### AIM
In the data that follows, count each line holding the string "JSON"; answer with the number only.

──────── DATA TO PROCESS

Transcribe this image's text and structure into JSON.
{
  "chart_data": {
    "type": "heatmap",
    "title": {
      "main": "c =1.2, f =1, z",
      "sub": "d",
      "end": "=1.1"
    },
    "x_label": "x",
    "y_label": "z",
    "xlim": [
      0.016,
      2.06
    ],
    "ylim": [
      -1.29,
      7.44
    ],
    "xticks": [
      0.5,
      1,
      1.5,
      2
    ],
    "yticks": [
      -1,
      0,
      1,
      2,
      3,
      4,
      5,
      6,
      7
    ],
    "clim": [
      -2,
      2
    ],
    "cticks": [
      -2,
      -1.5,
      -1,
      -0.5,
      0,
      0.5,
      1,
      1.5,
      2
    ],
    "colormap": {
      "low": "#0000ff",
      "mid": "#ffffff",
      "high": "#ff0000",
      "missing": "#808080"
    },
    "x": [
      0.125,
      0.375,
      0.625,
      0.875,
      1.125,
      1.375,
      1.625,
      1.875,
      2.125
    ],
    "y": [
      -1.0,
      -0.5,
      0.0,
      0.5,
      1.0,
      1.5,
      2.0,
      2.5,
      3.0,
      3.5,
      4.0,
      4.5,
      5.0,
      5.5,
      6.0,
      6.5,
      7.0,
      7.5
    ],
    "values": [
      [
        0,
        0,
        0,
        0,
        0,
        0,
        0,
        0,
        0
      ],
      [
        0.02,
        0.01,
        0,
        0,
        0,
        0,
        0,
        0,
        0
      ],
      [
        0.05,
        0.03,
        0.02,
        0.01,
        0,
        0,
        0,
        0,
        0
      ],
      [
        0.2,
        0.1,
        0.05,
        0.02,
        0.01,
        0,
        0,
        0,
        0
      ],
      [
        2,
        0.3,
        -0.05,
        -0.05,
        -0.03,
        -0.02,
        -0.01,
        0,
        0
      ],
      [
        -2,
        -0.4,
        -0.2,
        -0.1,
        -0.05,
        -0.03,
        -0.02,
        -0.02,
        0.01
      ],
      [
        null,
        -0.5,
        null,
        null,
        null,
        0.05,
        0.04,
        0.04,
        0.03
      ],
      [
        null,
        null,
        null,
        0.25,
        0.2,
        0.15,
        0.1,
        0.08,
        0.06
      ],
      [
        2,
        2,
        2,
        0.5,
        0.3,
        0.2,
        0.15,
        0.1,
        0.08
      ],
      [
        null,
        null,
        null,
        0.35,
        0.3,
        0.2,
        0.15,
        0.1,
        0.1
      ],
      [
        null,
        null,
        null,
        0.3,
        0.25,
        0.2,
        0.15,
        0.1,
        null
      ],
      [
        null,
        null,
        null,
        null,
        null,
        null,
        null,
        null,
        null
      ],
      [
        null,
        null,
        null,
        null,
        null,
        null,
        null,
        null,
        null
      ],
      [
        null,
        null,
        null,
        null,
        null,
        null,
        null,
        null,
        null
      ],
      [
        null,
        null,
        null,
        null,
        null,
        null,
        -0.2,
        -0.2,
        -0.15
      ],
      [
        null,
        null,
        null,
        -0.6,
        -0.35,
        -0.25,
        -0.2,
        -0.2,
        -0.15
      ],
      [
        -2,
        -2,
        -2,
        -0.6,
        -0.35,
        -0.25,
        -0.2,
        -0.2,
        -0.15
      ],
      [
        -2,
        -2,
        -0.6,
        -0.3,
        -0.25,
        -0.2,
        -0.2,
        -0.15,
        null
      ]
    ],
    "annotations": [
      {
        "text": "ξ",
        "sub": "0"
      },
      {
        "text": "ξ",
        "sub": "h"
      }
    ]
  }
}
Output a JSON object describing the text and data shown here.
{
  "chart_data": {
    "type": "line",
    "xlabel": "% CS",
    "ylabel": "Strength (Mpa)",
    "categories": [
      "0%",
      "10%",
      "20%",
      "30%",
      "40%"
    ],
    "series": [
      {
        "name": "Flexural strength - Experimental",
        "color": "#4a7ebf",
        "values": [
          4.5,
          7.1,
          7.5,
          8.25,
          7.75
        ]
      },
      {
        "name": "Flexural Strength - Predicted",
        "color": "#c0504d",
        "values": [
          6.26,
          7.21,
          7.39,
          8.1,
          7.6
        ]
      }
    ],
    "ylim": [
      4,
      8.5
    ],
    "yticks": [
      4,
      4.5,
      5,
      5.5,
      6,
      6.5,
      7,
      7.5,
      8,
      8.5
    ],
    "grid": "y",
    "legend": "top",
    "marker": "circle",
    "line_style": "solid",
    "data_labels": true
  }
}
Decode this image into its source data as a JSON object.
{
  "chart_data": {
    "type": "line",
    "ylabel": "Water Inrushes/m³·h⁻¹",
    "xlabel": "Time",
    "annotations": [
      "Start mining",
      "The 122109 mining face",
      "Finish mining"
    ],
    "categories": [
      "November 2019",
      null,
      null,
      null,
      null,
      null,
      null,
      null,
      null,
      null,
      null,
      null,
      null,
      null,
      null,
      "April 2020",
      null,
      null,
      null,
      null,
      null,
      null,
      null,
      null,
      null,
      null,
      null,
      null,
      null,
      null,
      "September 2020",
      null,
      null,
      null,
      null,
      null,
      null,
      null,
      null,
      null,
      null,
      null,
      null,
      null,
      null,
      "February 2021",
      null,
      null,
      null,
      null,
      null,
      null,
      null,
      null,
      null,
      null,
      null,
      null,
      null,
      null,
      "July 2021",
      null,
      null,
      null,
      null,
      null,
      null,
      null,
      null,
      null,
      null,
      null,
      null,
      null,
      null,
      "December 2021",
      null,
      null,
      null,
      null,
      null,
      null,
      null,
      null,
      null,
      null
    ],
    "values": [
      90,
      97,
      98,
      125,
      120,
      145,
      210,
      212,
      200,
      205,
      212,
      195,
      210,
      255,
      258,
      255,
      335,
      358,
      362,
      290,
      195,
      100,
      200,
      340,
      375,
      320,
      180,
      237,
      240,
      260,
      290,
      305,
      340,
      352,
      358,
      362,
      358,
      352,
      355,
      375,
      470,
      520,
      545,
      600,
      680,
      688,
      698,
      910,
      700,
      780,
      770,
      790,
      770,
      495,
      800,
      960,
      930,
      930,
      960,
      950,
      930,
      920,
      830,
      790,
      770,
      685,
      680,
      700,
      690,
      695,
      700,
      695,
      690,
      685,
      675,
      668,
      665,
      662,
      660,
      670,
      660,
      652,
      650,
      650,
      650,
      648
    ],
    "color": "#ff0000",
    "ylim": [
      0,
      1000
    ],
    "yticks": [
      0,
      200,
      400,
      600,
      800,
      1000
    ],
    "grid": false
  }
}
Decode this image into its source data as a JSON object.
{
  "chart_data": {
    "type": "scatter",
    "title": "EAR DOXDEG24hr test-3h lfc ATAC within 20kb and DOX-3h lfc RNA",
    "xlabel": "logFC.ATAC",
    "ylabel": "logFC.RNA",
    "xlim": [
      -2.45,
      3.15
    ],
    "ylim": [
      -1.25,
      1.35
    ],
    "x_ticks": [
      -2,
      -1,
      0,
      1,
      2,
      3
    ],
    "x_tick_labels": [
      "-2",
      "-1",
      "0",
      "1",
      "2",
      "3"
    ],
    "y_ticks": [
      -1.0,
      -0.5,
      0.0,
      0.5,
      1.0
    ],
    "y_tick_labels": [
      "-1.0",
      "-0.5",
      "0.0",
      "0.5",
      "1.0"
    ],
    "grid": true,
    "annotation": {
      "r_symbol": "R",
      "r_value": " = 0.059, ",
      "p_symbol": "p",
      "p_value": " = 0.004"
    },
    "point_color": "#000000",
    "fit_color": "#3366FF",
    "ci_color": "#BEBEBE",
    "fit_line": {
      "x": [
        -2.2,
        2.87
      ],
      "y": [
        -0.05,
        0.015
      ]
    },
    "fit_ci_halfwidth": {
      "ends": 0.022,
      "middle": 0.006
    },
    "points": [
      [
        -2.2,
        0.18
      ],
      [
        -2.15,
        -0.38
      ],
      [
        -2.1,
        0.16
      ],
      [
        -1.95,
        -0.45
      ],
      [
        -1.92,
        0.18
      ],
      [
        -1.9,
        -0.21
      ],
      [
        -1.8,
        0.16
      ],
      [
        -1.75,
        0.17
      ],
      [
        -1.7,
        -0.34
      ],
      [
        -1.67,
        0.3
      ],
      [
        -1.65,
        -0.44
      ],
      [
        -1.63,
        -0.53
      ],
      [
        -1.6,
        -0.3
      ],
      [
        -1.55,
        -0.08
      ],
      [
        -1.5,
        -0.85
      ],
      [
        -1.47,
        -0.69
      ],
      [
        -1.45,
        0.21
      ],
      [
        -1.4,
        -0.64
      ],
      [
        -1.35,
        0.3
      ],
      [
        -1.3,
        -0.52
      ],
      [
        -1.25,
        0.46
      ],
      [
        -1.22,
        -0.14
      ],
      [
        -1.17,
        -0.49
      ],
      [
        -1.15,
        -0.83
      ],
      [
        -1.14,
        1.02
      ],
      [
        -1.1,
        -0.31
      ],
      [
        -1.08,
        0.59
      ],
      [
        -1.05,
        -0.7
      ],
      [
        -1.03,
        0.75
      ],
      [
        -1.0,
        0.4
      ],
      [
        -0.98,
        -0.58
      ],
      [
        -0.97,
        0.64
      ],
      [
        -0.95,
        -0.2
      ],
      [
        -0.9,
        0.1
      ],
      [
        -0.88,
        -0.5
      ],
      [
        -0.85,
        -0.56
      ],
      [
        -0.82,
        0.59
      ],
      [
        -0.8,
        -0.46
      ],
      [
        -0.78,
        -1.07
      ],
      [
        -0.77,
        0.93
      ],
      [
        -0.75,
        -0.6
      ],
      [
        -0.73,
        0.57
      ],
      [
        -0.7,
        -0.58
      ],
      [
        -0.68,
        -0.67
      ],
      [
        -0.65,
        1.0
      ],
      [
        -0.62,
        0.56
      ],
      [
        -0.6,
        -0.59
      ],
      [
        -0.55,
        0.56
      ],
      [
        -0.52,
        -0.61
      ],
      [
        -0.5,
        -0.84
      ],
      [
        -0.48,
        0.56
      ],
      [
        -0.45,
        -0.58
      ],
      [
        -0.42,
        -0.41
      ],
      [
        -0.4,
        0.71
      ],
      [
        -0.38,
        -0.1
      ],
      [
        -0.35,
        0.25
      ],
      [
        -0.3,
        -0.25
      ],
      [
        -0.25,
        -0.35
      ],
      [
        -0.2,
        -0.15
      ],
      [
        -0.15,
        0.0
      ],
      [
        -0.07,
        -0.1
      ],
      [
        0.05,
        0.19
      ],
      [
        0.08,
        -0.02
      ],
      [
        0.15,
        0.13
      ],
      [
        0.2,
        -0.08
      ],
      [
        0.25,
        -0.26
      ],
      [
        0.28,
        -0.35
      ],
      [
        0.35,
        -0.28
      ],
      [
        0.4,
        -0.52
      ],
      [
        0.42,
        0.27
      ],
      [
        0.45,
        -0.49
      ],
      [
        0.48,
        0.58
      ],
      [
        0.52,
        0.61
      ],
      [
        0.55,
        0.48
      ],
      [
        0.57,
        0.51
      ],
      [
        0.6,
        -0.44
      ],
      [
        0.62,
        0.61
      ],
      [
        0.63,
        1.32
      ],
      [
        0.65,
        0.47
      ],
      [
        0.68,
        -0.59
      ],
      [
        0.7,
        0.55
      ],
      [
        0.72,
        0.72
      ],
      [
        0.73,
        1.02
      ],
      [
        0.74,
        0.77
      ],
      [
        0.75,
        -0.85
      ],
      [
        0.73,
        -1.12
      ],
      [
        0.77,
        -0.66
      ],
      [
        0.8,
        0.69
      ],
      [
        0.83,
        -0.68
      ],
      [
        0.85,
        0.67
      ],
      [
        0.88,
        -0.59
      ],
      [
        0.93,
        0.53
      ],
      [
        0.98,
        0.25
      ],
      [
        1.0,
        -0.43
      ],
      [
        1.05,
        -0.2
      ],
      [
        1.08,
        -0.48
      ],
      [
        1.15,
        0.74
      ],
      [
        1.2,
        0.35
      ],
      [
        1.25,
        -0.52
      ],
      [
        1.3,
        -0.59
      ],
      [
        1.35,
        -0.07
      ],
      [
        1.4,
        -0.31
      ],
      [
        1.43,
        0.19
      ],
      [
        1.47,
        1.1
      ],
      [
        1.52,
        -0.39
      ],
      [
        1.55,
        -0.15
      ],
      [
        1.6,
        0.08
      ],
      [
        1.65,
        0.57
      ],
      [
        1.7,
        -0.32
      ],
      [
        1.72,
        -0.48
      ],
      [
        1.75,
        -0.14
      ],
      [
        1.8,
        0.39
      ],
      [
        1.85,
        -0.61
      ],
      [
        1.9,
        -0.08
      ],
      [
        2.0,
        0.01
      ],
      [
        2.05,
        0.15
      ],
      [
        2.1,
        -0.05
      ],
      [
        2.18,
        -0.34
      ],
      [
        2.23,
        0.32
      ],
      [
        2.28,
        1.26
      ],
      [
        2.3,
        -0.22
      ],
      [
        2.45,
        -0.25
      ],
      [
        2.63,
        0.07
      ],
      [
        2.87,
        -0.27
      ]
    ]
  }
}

────────────────

### TASK OUTPUT
4